#### [WHAT IS REQUIRED]
Starting with the line that contains "Parse this screenshot: output", reproduce each line through the end of the listing below, with no other output.

::: DATASET ENTRIES :::

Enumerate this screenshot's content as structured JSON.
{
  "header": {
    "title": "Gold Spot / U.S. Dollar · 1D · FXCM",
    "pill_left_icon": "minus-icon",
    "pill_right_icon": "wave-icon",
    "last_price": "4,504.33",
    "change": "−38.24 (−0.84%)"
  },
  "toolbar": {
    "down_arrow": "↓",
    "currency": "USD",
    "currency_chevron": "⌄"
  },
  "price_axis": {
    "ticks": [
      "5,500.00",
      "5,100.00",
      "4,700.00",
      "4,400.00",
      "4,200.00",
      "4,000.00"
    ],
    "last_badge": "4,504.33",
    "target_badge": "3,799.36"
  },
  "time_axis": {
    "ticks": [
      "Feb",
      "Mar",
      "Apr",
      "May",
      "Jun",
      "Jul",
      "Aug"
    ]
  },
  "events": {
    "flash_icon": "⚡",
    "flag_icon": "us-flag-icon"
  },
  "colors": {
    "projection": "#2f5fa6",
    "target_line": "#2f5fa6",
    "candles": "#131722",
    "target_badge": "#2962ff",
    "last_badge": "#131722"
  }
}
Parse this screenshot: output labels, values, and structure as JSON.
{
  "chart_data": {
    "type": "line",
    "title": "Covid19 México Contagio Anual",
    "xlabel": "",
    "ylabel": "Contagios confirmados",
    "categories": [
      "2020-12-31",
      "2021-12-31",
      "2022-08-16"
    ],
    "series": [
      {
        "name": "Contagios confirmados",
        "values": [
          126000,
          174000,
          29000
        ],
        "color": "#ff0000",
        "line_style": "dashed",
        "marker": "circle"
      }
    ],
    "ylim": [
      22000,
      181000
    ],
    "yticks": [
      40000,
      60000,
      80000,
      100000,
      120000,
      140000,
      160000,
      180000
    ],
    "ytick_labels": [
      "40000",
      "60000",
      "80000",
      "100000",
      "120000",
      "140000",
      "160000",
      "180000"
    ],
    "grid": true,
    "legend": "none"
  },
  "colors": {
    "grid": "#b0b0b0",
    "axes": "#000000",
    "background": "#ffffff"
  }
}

:::

#### [ANSWER TO THE EXERCISE]
Parse this screenshot: output labels, values, and structure as JSON.
{
  "chart_data": {
    "type": "line",
    "title": "Covid19 México Contagio Anual",
    "xlabel": "",
    "ylabel": "Contagios confirmados",
    "categories": [
      "2020-12-31",
      "2021-12-31",
      "2022-08-16"
    ],
    "series": [
      {
        "name": "Contagios confirmados",
        "values": [
          126000,
          174000,
          29000
        ],
        "color": "#ff0000",
        "line_style": "dashed",
        "marker": "circle"
      }
    ],
    "ylim": [
      22000,
      181000
    ],
    "yticks": [
      40000,
      60000,
      80000,
      100000,
      120000,
      140000,
      160000,
      180000
    ],
    "ytick_labels": [
      "40000",
      "60000",
      "80000",
      "100000",
      "120000",
      "140000",
      "160000",
      "180000"
    ],
    "grid": true,
    "legend": "none"
  },
  "colors": {
    "grid": "#b0b0b0",
    "axes": "#000000",
    "background": "#ffffff"
  }
}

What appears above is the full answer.